* begin *

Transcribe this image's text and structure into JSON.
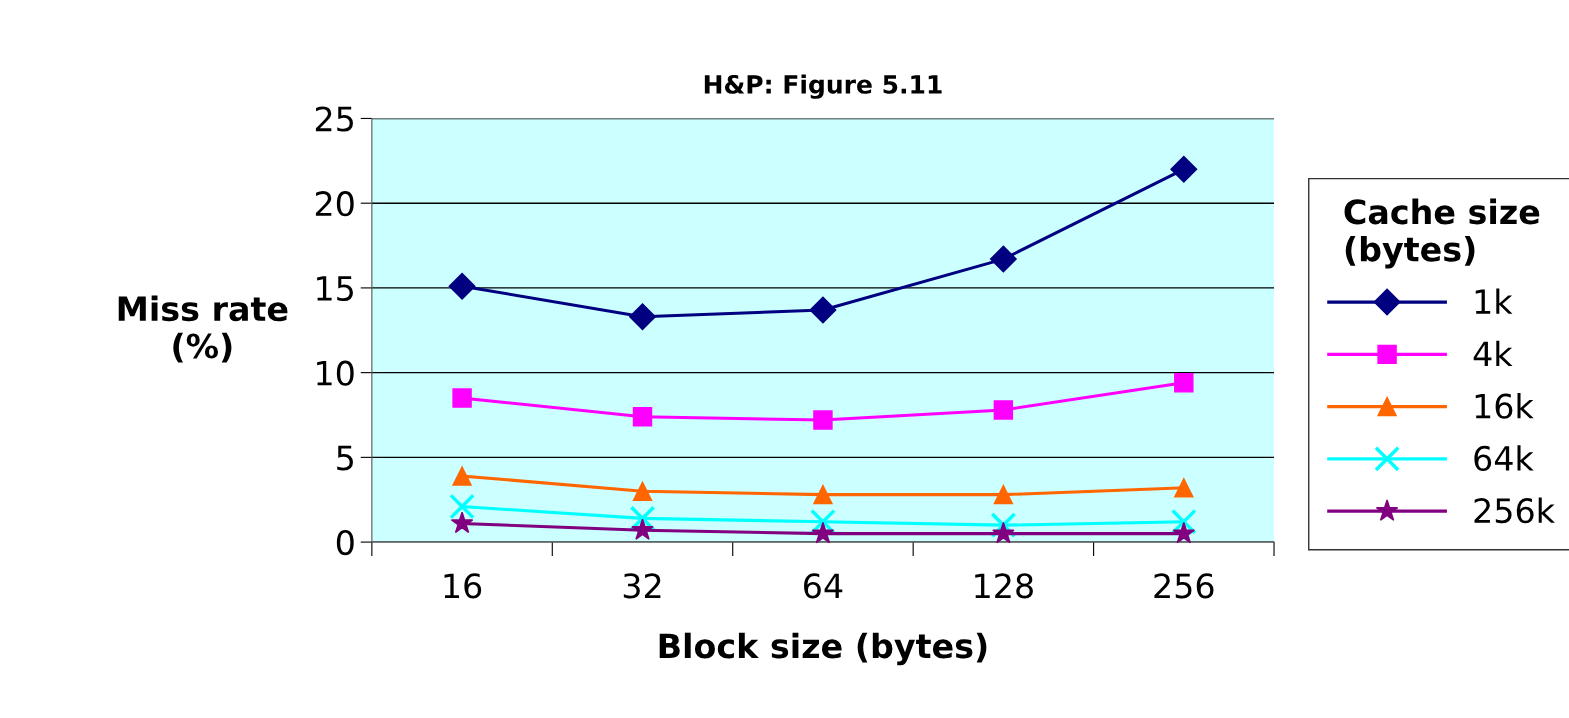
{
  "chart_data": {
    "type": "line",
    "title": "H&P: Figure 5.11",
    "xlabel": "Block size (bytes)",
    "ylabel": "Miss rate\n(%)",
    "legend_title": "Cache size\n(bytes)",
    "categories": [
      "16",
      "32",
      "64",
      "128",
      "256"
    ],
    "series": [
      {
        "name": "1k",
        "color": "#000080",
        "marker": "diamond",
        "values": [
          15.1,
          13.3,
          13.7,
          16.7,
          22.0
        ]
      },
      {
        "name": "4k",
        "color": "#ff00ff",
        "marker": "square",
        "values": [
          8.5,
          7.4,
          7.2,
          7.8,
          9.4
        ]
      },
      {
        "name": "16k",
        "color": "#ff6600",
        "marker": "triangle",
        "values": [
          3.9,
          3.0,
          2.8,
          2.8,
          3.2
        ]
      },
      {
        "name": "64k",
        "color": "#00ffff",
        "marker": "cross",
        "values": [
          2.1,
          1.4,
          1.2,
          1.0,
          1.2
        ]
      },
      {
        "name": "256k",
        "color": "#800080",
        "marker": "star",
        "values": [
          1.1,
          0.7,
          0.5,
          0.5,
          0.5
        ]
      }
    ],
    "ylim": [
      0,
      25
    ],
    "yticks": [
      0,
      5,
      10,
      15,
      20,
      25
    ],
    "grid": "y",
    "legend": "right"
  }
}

* end *

* Exercise goal
Show every line that contains the word "bytes".

* Final answer
    "xlabel": "Block size (bytes)",
    "legend_title": "Cache size\n(bytes)",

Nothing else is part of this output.